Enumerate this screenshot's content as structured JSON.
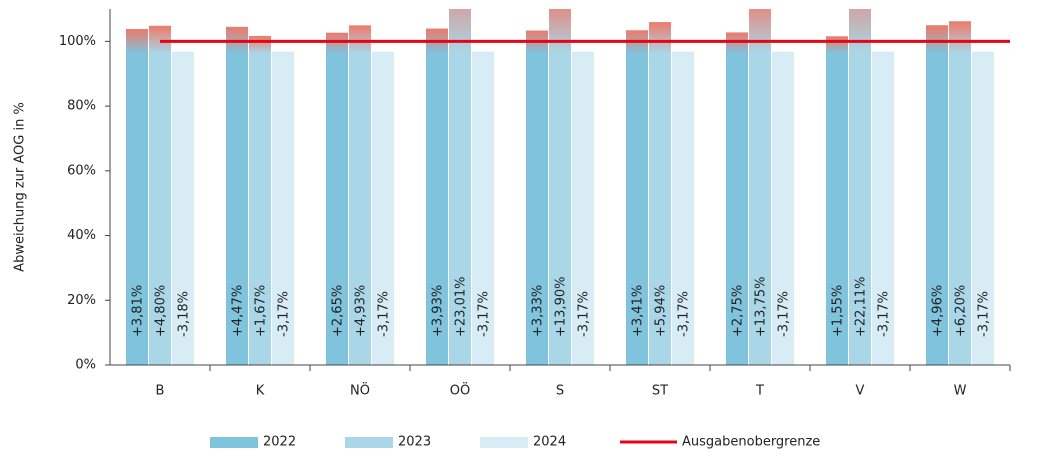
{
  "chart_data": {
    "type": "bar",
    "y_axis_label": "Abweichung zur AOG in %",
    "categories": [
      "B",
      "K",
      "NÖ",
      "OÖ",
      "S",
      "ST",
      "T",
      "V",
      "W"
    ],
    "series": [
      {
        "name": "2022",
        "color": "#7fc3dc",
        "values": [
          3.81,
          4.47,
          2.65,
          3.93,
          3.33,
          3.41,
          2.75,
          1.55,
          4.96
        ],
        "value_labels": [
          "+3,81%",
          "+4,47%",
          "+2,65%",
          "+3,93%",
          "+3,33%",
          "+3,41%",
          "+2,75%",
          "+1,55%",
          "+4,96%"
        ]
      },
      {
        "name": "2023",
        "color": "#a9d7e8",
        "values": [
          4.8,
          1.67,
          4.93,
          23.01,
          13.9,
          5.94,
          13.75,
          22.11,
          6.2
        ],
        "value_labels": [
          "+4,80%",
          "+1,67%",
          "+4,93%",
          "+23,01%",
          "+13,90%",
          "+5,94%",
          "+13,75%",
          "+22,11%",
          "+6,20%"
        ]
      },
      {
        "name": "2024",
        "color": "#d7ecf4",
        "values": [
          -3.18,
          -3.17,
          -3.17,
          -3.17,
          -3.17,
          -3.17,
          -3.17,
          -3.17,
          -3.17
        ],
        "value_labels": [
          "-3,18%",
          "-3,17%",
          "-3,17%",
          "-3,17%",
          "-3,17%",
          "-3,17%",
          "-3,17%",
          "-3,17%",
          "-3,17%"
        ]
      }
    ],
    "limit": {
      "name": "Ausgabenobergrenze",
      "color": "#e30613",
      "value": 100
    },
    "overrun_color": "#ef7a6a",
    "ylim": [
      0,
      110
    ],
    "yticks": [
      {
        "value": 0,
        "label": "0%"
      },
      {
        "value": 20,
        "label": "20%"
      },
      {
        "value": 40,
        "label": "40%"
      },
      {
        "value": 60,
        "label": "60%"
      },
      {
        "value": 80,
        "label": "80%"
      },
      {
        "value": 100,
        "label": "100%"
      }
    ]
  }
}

+++

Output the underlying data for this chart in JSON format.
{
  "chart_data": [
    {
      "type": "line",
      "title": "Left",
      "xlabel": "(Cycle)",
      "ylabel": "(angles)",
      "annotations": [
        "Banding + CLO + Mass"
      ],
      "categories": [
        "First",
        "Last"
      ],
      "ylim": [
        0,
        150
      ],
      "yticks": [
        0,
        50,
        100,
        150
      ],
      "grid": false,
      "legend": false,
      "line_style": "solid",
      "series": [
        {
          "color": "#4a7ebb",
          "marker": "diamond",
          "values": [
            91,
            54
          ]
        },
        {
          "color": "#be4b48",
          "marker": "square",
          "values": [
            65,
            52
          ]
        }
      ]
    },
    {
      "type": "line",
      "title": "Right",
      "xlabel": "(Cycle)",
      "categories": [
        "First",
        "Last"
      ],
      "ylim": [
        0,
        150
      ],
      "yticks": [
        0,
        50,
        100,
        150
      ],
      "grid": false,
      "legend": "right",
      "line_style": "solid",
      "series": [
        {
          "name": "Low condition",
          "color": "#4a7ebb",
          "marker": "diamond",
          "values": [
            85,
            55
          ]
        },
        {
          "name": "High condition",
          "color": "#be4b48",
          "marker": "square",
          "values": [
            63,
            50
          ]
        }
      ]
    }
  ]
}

+++

▸ Work to do: Copy out the lines in which the string "this" appears.

▸ Answer to the exercise:
Enumerate this screenshot's content as structured JSON.
Output the underlying data for this chart in JSON format.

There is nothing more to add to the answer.